Exercise requirements » Check each line of the entries below for the string "Doctor"; copy every line where it appears.

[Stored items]
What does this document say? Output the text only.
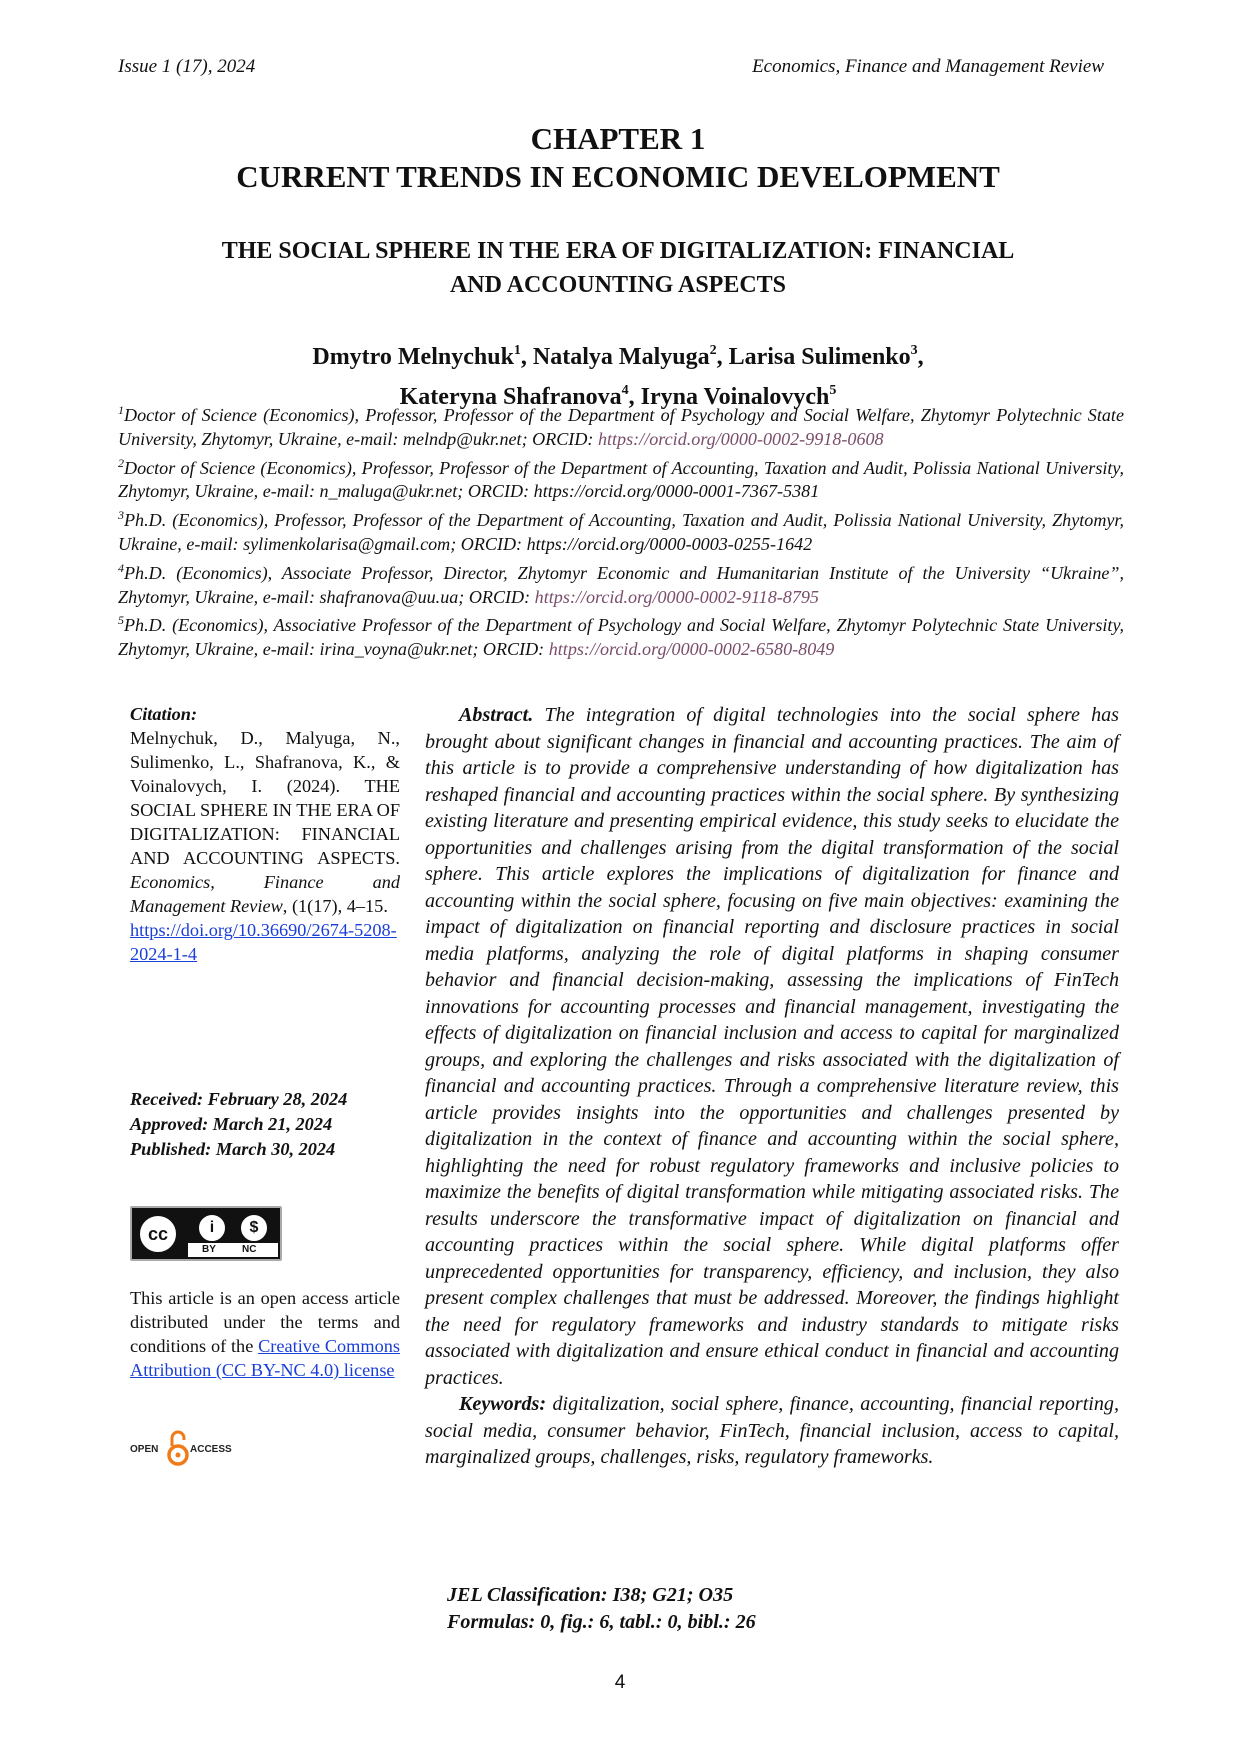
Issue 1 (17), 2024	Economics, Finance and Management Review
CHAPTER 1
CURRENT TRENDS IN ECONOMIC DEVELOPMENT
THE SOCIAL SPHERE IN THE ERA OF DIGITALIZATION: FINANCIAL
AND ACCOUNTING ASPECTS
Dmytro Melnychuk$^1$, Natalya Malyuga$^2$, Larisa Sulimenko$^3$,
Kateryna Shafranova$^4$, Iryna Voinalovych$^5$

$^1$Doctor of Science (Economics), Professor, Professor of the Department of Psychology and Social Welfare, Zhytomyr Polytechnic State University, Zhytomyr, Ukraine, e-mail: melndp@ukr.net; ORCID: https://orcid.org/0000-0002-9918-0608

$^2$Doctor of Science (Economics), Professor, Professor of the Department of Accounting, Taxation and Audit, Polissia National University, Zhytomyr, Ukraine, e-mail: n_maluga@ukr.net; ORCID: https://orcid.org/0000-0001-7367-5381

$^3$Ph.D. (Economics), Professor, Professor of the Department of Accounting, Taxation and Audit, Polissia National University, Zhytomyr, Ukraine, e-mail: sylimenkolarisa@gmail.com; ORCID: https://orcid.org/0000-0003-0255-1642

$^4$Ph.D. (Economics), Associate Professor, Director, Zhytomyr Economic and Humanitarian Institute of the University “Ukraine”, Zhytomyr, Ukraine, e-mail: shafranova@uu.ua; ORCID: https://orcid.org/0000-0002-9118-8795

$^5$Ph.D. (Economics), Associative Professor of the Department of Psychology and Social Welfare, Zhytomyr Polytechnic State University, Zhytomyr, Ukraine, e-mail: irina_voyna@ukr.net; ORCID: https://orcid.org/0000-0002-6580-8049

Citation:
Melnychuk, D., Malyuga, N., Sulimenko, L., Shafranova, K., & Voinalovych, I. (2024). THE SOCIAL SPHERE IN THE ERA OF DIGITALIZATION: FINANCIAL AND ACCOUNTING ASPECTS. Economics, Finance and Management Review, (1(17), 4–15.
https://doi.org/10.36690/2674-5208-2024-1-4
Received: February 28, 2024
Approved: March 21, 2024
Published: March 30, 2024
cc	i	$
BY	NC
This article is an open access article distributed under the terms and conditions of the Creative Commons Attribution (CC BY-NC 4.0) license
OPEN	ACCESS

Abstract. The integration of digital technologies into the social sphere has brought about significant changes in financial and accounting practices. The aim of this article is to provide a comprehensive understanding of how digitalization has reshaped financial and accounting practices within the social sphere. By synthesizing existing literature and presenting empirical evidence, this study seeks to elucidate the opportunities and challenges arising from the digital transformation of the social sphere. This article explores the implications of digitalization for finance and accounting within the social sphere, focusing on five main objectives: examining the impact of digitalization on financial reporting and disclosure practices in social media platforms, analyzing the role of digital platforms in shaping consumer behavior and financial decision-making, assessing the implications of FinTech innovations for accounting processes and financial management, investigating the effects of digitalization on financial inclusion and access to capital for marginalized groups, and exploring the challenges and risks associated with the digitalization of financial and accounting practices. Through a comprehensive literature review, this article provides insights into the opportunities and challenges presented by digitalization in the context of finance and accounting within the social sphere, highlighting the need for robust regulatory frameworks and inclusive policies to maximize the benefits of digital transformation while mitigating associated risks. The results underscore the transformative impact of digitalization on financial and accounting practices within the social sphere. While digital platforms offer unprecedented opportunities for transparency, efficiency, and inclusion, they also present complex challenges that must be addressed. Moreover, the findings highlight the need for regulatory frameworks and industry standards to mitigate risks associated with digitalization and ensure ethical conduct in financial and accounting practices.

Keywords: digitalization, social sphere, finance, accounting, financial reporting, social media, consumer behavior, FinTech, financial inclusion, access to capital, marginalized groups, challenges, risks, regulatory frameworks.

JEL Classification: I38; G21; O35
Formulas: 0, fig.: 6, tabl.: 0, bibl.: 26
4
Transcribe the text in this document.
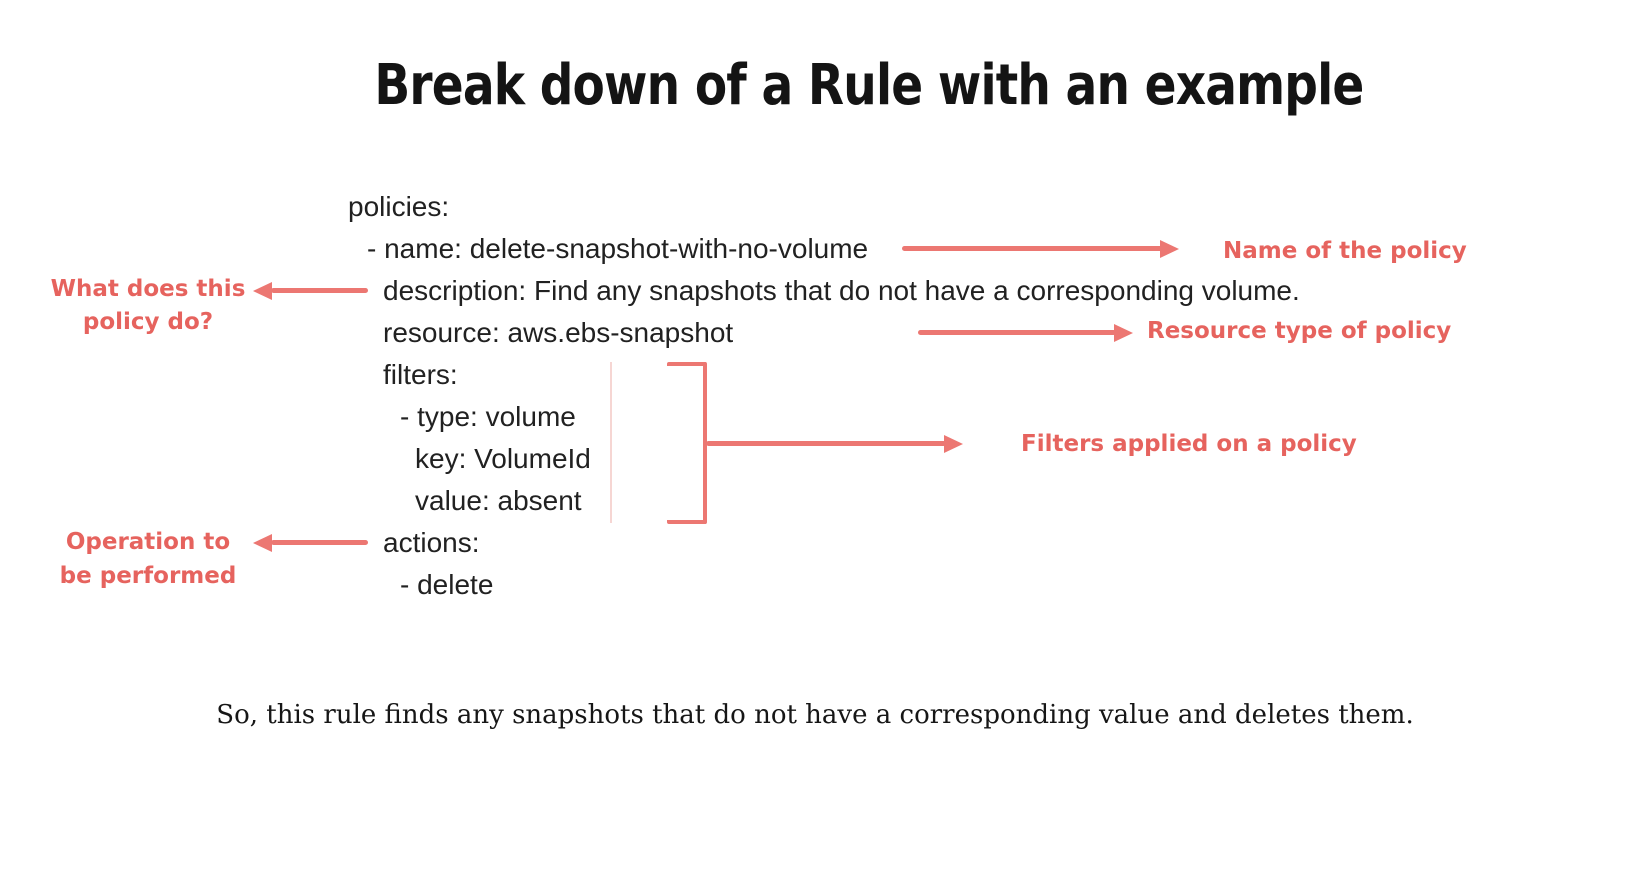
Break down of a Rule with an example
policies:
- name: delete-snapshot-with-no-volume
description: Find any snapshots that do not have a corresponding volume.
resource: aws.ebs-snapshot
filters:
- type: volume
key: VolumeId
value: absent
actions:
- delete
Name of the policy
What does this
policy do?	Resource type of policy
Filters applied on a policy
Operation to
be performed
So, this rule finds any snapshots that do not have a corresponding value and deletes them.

Reply »
$^1$Doctor of Science (Economics), Professor, Professor of the Department of Psychology and Social Welfare, Zhytomyr Polytechnic State University, Zhytomyr, Ukraine, e-mail: melndp@ukr.net; ORCID: https://orcid.org/0000-0002-9918-0608
$^2$Doctor of Science (Economics), Professor, Professor of the Department of Accounting, Taxation and Audit, Polissia National University, Zhytomyr, Ukraine, e-mail: n_maluga@ukr.net; ORCID: https://orcid.org/0000-0001-7367-5381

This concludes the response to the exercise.